═════ Dataset rows ═════

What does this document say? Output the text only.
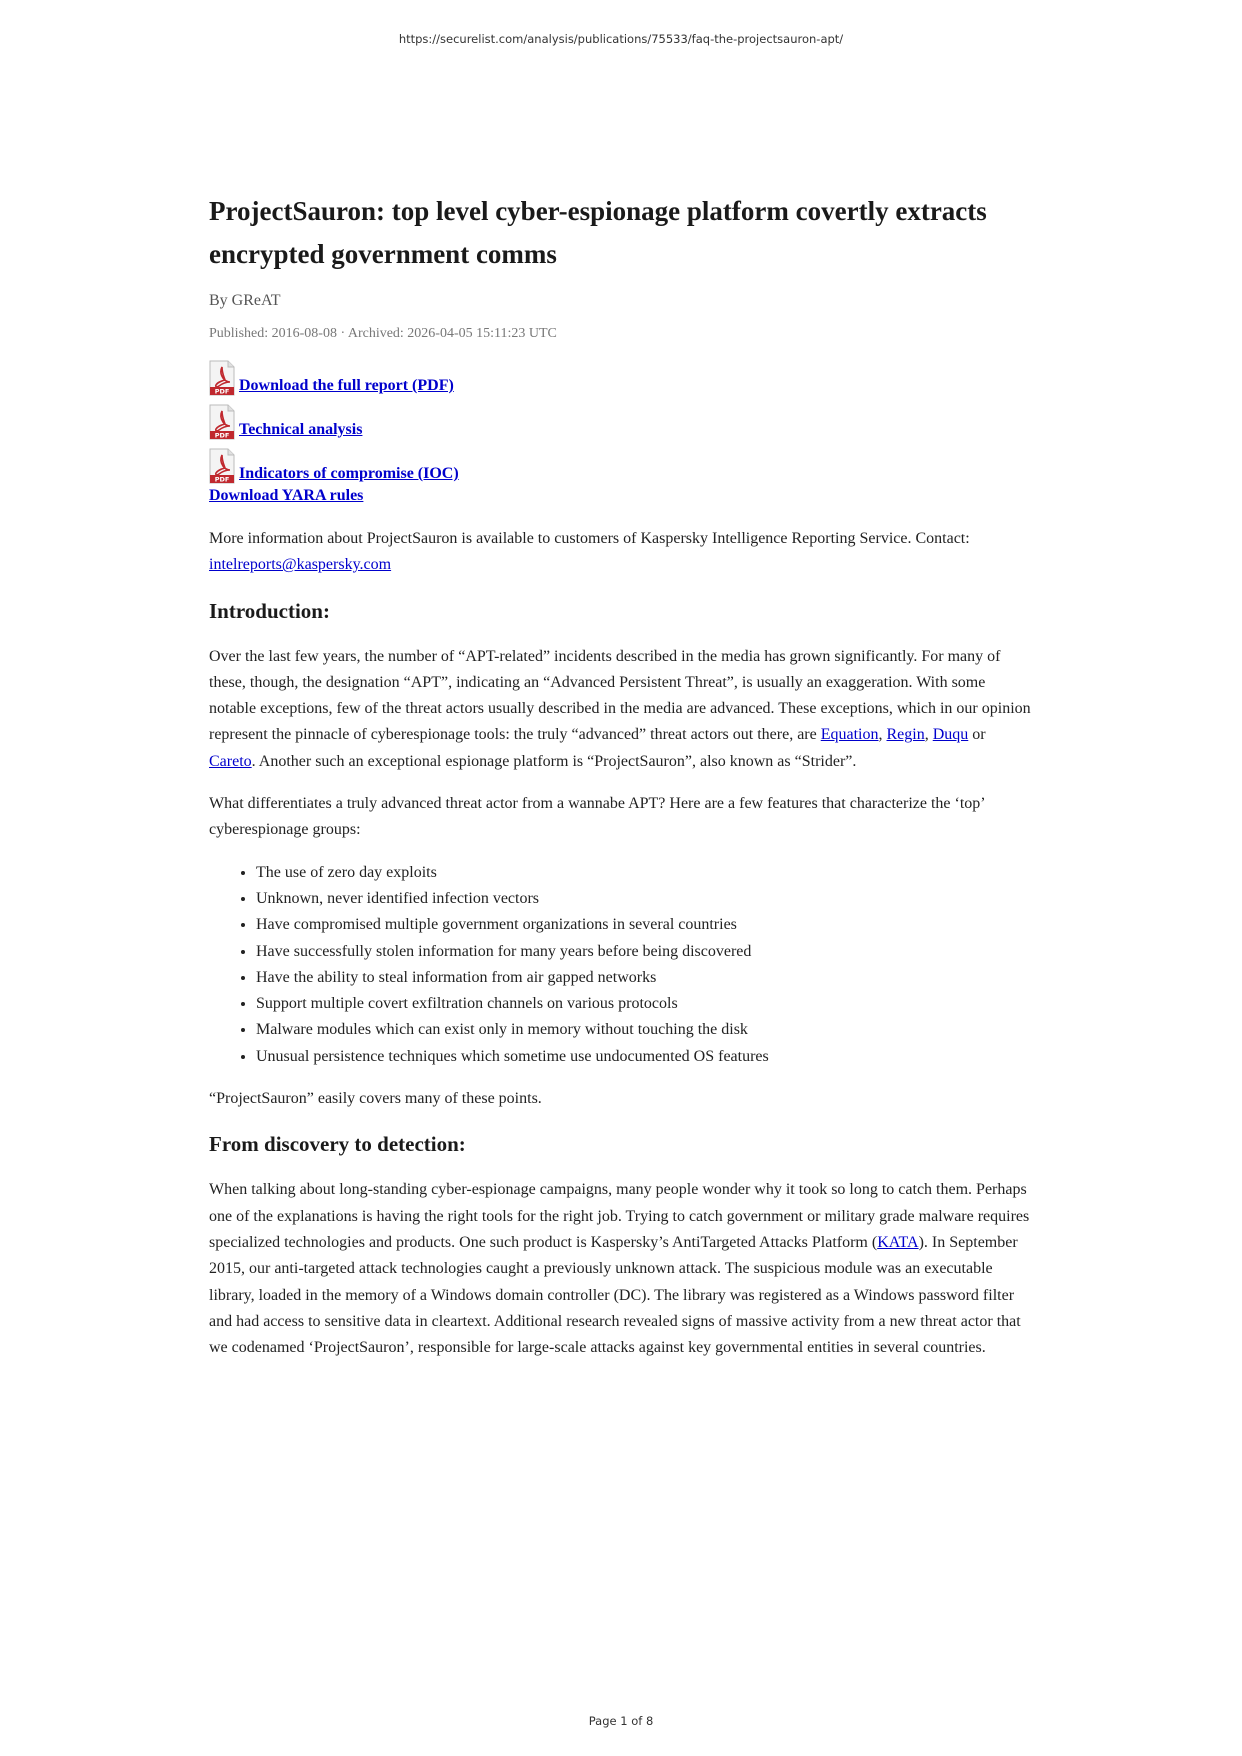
https://securelist.com/analysis/publications/75533/faq-the-projectsauron-apt/

ProjectSauron: top level cyber-espionage platform covertly extracts encrypted government comms

By GReAT

Published: 2016-08-08 · Archived: 2026-04-05 15:11:23 UTC

PDF Download the full report (PDF)
PDF Technical analysis
PDF Indicators of compromise (IOC)
Download YARA rules

More information about ProjectSauron is available to customers of Kaspersky Intelligence Reporting Service. Contact: intelreports@kaspersky.com

Introduction:

Over the last few years, the number of “APT-related” incidents described in the media has grown significantly. For many of these, though, the designation “APT”, indicating an “Advanced Persistent Threat”, is usually an exaggeration. With some notable exceptions, few of the threat actors usually described in the media are advanced. These exceptions, which in our opinion represent the pinnacle of cyberespionage tools: the truly “advanced” threat actors out there, are Equation, Regin, Duqu or Careto. Another such an exceptional espionage platform is “ProjectSauron”, also known as “Strider”.

What differentiates a truly advanced threat actor from a wannabe APT? Here are a few features that characterize the ‘top’ cyberespionage groups:

• The use of zero day exploits
• Unknown, never identified infection vectors
• Have compromised multiple government organizations in several countries
• Have successfully stolen information for many years before being discovered
• Have the ability to steal information from air gapped networks
• Support multiple covert exfiltration channels on various protocols
• Malware modules which can exist only in memory without touching the disk
• Unusual persistence techniques which sometime use undocumented OS features

“ProjectSauron” easily covers many of these points.

From discovery to detection:

When talking about long-standing cyber-espionage campaigns, many people wonder why it took so long to catch them. Perhaps one of the explanations is having the right tools for the right job. Trying to catch government or military grade malware requires specialized technologies and products. One such product is Kaspersky’s AntiTargeted Attacks Platform (KATA). In September 2015, our anti-targeted attack technologies caught a previously unknown attack. The suspicious module was an executable library, loaded in the memory of a Windows domain controller (DC). The library was registered as a Windows password filter and had access to sensitive data in cleartext. Additional research revealed signs of massive activity from a new threat actor that we codenamed ‘ProjectSauron’, responsible for large-scale attacks against key governmental entities in several countries.

Page 1 of 8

═════

- What to work on -
Scan the material above. Copy each line where "only" occurs.

- Result for this exercise -
What does this document say? Output the text only.
• Malware modules which can exist only in memory without touching the disk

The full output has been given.